* [Page extract]:
+ + +

Poems in the Time & Tide Anthology

Solstice Shorts has been going since 2014, and has always been about short stories – sometimes flash (Shortest Day, Noon) sometimes longer, and quickly took up with poetry too – partly because poets were complaining that they wanted to play.

We are still crowd funding – a few days and few hundred pounds to go so I’ve been thinking about how to give you a flavour of the book without revealing too much, and thinking about those poetry books that index by first lines, because they are sometimes more memorable than the title. So I thought I’d have a stab at that. (If it grabs you, you can contribute to the crowdfund here – you have til Halloween!)

Starting with the poets!

Alison Lock, Sisterhood Of The Seas: We meet under the spire of St Nicolas’s church/where the waterfront used to be.
Angel Warwick, We Dig The Pig: In the hull of a silt-clad/ oyster smack, we dig the pig
Carl Alexandersson, Tulpaner Och Liljekonvaljer: The tulips made me think of you
Christine Ritchie, Clearance: Edging the darkness of the land, a gleam of grey
Claire Booker, Fisherman’s Daughter:My Dad was an artist with a needle – and How Women Came to Tristan da Cunha: Too late for second chances,/ they catch the island humpbacked on the sea line.

+ + +

* [Material shown]:
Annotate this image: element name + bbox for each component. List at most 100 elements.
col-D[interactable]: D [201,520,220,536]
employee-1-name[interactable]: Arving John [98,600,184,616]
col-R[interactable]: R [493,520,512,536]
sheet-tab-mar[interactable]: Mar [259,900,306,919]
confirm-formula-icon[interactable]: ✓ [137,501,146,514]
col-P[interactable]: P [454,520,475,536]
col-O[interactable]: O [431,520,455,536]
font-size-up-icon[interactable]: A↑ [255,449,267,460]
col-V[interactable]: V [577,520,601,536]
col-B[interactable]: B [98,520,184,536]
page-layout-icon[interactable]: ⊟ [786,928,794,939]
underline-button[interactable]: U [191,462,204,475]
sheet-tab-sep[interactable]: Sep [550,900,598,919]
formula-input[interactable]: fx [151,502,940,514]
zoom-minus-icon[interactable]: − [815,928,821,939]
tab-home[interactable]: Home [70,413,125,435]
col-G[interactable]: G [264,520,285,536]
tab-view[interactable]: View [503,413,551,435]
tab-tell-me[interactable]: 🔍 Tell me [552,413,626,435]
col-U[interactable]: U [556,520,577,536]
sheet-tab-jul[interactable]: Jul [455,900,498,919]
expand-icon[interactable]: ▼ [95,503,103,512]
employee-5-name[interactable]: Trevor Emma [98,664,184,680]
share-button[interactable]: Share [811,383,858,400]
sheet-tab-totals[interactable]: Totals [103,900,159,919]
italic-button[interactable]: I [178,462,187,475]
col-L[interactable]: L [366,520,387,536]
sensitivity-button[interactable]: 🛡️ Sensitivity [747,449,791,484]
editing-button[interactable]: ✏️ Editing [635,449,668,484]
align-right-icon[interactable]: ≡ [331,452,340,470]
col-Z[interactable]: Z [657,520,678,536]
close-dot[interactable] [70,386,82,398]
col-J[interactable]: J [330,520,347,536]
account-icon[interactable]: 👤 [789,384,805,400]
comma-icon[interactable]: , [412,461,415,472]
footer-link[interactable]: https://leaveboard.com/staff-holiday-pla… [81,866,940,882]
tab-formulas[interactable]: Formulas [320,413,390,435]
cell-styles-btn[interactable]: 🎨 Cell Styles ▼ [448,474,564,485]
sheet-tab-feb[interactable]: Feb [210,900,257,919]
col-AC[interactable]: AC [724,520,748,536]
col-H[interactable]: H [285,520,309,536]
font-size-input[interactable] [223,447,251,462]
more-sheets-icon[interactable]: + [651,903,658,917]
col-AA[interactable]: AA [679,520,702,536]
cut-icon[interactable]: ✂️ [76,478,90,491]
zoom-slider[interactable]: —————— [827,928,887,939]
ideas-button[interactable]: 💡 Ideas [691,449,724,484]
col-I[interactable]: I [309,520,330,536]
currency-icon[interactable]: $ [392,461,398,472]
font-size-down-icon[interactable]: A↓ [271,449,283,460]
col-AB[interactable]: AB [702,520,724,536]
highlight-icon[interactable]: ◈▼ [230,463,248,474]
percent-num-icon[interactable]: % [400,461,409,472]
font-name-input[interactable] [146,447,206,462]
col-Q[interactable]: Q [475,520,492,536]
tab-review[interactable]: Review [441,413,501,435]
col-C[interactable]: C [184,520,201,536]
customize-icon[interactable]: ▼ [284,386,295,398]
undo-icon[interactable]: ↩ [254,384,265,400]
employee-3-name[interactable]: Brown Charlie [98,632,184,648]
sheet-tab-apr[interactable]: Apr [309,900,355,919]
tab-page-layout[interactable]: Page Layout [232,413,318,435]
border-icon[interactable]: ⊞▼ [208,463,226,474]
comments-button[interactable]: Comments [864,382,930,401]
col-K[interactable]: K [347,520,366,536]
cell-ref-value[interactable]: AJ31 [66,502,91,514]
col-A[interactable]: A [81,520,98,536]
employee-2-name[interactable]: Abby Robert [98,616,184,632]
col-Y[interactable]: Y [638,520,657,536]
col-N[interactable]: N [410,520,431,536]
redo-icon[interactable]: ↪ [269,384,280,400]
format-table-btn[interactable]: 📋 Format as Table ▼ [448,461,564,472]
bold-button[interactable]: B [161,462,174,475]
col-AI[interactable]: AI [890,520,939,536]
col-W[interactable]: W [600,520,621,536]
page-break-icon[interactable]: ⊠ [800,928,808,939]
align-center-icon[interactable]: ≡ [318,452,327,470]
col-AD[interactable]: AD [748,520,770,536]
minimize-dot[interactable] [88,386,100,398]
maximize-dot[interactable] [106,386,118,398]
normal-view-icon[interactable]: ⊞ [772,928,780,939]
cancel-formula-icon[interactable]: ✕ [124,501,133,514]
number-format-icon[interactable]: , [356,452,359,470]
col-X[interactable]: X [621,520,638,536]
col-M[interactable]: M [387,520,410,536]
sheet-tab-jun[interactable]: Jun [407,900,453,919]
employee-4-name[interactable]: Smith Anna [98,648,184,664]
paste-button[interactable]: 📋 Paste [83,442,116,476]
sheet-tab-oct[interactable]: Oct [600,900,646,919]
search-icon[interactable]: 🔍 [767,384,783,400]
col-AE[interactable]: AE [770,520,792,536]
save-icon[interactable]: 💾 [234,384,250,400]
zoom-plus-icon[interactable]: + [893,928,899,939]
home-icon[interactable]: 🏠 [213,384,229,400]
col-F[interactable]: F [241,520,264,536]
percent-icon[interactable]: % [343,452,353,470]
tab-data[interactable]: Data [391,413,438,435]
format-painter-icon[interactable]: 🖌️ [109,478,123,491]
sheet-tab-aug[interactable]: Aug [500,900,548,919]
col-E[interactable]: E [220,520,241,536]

+ + +

* [Work required]:
Answer these questions using the Time & Tide anthology page:
1. Since what year has Solstice Shorts been running?
2. By what date can readers contribute to the crowdfund?
3. What is the first line of Christine Ritchie's poem "Clearance"?

* [Output for this task]:
1. 2014
2. Halloween
3. "Edging the darkness of the land, a gleam of grey"